*What you have to do*
Wherever the string "about" shows up in a line, count that line. Give the total alone.

*Data*

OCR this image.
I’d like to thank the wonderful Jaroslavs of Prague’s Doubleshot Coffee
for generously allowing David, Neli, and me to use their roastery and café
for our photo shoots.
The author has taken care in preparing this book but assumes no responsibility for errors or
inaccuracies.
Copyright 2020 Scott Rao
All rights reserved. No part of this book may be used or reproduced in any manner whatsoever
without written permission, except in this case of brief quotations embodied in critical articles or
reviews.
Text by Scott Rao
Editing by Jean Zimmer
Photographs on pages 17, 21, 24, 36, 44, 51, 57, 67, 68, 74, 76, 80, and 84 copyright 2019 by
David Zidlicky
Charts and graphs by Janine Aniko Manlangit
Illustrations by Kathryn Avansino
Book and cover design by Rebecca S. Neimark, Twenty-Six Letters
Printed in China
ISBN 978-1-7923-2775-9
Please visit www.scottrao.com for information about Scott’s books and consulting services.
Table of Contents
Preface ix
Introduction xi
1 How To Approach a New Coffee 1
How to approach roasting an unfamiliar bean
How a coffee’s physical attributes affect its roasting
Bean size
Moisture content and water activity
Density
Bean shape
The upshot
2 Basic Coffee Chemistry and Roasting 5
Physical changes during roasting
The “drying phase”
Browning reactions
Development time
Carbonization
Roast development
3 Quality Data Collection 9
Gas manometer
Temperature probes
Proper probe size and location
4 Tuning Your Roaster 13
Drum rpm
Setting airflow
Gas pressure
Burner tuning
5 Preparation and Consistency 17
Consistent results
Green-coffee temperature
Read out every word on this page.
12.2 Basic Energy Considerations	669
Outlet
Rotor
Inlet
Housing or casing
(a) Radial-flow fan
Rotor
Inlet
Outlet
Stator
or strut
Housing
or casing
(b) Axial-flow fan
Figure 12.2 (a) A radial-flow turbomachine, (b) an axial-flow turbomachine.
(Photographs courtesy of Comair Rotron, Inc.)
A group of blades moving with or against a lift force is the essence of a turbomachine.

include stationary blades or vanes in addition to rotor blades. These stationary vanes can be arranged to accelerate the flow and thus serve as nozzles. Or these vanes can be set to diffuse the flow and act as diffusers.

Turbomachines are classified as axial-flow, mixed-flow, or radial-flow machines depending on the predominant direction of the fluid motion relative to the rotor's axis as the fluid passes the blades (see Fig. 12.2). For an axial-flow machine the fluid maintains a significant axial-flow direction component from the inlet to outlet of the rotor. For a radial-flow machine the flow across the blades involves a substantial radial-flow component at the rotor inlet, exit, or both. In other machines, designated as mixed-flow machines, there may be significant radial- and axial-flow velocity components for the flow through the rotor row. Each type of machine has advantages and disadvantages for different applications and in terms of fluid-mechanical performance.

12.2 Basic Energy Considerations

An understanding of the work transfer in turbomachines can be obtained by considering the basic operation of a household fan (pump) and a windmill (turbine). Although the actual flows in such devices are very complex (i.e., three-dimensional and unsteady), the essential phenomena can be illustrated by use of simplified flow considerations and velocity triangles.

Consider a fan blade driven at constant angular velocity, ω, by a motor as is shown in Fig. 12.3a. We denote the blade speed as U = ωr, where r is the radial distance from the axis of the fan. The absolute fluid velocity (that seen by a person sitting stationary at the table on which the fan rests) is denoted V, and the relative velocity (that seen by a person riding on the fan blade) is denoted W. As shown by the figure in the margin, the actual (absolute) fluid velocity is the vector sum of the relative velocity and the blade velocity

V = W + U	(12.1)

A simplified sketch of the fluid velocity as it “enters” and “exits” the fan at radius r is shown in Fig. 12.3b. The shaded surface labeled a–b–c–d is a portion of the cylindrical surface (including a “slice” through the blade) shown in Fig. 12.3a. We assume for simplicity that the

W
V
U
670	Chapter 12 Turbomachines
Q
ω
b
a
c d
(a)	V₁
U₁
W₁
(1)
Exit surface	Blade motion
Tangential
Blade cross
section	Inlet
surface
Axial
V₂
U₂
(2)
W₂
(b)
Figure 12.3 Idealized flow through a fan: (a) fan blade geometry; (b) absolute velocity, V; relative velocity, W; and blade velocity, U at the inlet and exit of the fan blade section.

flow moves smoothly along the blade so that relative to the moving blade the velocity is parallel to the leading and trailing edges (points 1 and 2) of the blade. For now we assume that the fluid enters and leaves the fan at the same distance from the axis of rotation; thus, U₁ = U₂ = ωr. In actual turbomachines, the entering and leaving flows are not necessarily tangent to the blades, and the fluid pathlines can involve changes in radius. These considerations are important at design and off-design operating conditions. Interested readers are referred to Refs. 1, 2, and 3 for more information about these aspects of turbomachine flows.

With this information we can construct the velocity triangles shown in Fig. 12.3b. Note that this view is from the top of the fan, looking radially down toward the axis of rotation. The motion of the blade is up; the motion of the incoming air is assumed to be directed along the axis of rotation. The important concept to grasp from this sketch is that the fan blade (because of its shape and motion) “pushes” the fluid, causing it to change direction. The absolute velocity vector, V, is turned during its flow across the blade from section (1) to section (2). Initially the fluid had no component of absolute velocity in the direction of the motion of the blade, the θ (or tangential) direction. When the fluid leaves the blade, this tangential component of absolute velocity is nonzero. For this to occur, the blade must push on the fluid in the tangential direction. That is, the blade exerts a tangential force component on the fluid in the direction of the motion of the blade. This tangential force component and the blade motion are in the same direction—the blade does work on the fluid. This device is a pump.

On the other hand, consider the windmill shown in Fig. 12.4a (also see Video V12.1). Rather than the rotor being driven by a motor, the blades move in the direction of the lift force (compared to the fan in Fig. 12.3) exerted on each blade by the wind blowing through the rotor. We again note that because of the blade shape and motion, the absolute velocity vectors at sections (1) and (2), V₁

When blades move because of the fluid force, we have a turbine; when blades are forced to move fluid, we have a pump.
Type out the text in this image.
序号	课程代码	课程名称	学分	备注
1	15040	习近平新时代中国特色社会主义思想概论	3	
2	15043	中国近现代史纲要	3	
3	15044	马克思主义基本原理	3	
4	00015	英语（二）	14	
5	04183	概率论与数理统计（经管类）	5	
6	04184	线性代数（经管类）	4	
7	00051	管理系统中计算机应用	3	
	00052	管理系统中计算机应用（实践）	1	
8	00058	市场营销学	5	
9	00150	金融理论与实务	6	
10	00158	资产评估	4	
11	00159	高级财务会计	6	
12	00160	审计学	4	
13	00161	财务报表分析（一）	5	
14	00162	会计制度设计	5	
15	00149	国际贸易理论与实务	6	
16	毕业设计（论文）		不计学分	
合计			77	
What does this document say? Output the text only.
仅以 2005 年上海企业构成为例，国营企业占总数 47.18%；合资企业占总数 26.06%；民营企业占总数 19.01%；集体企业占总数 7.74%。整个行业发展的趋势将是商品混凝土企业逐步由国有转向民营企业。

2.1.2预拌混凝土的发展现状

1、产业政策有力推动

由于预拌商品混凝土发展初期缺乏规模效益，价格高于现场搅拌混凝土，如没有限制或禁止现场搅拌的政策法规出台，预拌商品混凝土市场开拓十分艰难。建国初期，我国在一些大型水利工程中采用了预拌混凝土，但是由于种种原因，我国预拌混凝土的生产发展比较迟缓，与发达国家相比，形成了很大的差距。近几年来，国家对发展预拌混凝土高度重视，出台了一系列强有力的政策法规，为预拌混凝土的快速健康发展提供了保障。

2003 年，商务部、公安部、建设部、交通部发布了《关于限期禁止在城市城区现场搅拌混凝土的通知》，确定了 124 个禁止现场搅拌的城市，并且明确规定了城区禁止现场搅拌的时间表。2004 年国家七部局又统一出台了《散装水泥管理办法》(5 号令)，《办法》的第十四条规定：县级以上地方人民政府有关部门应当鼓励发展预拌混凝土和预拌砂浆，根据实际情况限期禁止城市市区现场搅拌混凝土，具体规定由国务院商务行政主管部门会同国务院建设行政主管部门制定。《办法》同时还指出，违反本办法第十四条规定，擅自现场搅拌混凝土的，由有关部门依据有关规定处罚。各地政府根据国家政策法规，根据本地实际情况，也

*Answer below*
2